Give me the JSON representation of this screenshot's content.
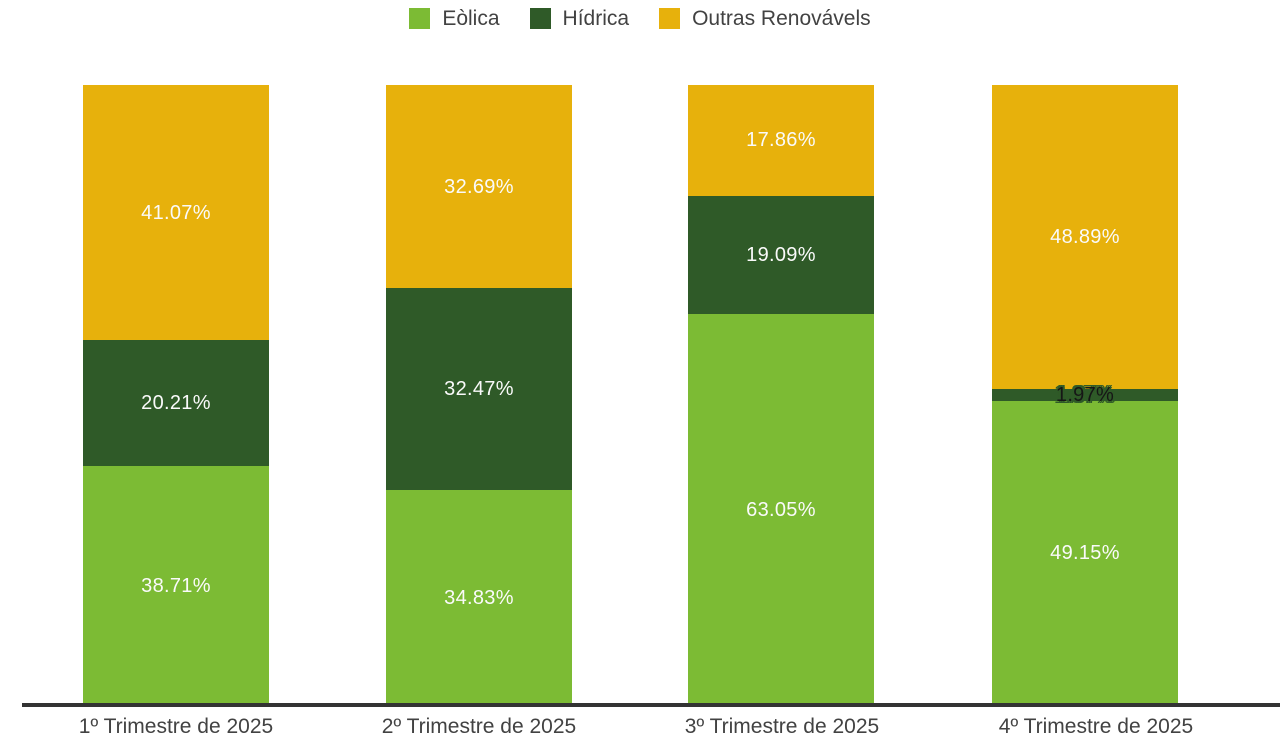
{
  "chart_data": {
    "type": "bar",
    "stacked": true,
    "unit": "%",
    "categories": [
      "1º Trimestre de 2025",
      "2º Trimestre de 2025",
      "3º Trimestre de 2025",
      "4º Trimestre de 2025"
    ],
    "series": [
      {
        "name": "Eòlica",
        "color": "#7CBB34",
        "values": [
          38.71,
          34.83,
          63.05,
          49.15
        ]
      },
      {
        "name": "Hídrica",
        "color": "#2F5A28",
        "values": [
          20.21,
          32.47,
          19.09,
          1.97
        ]
      },
      {
        "name": "Outras Renovávels",
        "color": "#E7B10C",
        "values": [
          41.07,
          32.69,
          17.86,
          48.89
        ]
      }
    ],
    "ylim": [
      0,
      100
    ],
    "grid": false,
    "legend_position": "top",
    "value_label_format": "0.00%",
    "value_label_color": "#FAFAFA",
    "small_label_style": {
      "text_color": "#161616",
      "outline_color": "#2F5A28"
    }
  },
  "axis": {
    "line_color": "#333333",
    "label_color": "#424242"
  }
}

☆ ☆ ☆

Pull out every line in the material above where "Trimestre" occurs.

PROBLEM SOLUTION -
      "1º Trimestre de 2025",
      "2º Trimestre de 2025",
      "3º Trimestre de 2025",
      "4º Trimestre de 2025"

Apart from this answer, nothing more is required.